Challenge -
Each line containing the word "Tenorio" must be collected.
##### Provided records
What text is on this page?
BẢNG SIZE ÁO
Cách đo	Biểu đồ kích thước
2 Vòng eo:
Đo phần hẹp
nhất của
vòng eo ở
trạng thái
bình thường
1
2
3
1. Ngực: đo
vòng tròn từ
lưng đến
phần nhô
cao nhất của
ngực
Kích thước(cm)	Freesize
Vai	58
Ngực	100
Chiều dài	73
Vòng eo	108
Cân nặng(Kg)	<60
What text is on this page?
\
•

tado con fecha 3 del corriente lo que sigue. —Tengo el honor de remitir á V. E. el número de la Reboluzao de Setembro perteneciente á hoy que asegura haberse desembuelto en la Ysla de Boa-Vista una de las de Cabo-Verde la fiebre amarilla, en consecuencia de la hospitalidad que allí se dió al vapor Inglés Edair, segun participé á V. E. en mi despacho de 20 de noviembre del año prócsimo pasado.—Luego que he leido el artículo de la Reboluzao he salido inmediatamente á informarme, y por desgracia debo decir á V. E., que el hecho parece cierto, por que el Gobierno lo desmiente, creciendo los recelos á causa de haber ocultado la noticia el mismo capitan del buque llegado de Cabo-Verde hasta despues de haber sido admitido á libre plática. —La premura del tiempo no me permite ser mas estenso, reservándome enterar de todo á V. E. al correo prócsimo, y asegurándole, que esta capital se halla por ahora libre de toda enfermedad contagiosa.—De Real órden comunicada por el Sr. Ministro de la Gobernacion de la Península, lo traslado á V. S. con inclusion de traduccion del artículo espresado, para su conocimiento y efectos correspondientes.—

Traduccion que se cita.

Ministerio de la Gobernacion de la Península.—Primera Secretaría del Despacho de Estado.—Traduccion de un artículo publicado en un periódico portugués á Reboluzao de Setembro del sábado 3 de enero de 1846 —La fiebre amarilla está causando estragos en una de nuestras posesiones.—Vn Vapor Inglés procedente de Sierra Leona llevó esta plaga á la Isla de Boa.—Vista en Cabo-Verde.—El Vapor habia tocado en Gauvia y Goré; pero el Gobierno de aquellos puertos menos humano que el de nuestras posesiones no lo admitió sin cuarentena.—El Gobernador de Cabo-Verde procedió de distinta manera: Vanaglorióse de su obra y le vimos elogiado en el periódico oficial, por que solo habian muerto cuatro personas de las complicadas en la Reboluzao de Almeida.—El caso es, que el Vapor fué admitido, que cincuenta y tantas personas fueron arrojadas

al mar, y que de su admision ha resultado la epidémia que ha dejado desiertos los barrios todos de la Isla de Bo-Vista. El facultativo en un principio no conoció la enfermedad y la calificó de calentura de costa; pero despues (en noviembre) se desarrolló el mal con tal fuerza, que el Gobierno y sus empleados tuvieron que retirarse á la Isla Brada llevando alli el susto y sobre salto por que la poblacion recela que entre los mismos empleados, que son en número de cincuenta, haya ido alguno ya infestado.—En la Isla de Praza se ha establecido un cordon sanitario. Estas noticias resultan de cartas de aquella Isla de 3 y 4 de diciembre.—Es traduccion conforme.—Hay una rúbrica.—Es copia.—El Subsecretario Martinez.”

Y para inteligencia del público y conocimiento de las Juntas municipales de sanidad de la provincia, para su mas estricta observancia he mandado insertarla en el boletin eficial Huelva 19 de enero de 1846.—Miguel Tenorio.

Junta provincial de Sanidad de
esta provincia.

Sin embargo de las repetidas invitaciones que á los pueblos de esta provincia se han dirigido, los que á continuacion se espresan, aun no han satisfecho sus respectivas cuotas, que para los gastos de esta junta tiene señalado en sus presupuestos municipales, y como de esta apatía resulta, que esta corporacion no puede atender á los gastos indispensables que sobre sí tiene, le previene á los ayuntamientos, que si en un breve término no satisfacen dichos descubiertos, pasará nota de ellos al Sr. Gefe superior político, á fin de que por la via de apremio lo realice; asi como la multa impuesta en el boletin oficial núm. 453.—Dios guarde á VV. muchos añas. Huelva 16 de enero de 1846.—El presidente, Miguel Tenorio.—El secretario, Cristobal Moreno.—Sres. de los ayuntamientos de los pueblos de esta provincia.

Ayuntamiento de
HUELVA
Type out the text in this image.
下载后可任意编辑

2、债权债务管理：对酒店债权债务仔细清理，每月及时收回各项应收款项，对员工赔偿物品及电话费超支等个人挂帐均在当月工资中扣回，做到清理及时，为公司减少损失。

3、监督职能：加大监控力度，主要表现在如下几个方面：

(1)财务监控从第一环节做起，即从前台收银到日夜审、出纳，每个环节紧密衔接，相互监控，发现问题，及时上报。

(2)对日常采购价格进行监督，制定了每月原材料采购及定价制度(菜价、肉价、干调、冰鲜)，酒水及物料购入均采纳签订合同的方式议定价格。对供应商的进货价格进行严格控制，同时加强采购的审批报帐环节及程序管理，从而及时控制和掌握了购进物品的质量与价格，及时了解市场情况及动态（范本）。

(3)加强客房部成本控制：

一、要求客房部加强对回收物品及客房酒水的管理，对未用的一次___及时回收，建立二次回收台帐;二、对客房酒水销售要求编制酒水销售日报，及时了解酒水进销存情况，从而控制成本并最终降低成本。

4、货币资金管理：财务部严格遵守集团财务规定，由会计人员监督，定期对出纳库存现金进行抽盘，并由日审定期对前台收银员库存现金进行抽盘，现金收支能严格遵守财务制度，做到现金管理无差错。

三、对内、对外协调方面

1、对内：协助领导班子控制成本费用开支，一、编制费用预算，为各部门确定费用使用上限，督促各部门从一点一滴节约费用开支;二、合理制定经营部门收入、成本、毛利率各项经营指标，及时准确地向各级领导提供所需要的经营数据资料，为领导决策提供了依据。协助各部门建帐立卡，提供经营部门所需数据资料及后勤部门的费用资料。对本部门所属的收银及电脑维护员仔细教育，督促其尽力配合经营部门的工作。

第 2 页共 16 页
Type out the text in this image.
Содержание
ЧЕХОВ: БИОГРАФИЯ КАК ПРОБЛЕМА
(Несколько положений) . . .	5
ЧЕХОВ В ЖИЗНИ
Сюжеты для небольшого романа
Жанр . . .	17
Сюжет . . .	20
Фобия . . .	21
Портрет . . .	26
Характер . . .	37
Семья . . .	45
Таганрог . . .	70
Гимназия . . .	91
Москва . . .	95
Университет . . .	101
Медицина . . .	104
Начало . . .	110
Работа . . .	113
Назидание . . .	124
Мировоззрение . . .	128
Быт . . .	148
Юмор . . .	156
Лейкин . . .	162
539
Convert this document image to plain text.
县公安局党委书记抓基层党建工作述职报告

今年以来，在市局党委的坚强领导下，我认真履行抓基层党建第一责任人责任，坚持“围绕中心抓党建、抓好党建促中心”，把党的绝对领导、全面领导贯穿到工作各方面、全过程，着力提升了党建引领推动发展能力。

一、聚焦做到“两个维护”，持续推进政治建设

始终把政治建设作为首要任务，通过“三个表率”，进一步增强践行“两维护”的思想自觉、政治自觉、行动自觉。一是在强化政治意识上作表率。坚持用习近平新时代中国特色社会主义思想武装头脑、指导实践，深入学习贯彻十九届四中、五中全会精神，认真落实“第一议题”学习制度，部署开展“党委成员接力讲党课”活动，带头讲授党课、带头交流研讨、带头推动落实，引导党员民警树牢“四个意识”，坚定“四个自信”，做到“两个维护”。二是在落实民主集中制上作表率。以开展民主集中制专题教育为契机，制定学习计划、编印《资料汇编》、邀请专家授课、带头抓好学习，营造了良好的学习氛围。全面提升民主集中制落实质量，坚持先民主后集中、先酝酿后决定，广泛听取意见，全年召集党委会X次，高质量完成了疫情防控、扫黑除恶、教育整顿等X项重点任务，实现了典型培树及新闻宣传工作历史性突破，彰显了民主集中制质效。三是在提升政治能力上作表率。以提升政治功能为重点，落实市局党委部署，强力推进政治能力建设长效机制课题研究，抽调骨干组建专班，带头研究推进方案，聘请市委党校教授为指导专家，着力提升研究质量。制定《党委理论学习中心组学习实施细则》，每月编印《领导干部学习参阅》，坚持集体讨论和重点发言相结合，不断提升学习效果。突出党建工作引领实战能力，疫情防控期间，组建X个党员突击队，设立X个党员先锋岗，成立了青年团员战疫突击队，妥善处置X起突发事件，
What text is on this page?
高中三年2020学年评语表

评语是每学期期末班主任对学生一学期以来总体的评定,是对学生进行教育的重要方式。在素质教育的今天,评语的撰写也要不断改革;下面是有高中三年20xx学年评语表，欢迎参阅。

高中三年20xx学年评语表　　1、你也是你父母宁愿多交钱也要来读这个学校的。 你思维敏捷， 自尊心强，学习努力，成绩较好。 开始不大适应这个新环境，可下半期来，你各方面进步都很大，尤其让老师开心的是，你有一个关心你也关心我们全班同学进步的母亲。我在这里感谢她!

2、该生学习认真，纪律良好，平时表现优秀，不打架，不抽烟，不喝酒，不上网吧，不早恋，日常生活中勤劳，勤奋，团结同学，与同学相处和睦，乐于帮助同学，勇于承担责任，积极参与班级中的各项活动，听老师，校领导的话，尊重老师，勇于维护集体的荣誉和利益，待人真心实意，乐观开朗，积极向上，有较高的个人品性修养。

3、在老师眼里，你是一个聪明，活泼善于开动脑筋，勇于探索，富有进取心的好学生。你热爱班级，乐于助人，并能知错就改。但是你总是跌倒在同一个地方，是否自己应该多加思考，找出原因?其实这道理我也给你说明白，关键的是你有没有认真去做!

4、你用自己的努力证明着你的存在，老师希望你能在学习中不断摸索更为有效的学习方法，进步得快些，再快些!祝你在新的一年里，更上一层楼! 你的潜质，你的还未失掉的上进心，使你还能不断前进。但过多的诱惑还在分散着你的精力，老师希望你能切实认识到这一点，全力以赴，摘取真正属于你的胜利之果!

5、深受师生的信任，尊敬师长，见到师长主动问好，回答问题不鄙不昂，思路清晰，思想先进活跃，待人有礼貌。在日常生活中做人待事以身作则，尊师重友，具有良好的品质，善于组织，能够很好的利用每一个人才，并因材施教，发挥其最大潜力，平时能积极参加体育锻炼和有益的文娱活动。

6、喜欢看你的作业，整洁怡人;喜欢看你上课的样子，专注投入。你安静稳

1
##########
Answer to the exercise -
Y para inteligencia del público y conocimiento de las Juntas municipales de sanidad de la provincia, para su mas estricta observancia he mandado insertarla en el boletin eficial Huelva 19 de enero de 1846.—Miguel Tenorio.
Sin embargo de las repetidas invitaciones que á los pueblos de esta provincia se han dirigido, los que á continuacion se espresan, aun no han satisfecho sus respectivas cuotas, que para los gastos de esta junta tiene señalado en sus presupuestos municipales, y como de esta apatía resulta, que esta corporacion no puede atender á los gastos indispensables que sobre sí tiene, le previene á los ayuntamientos, que si en un breve término no satisfacen dichos descubiertos, pasará nota de ellos al Sr. Gefe superior político, á fin de que por la via de apremio lo realice; asi como la multa impuesta en el boletin oficial núm. 453.—Dios guarde á VV. muchos añas. Huelva 16 de enero de 1846.—El presidente, Miguel Tenorio.—El secretario, Cristobal Moreno.—Sres. de los ayuntamientos de los pueblos de esta provincia.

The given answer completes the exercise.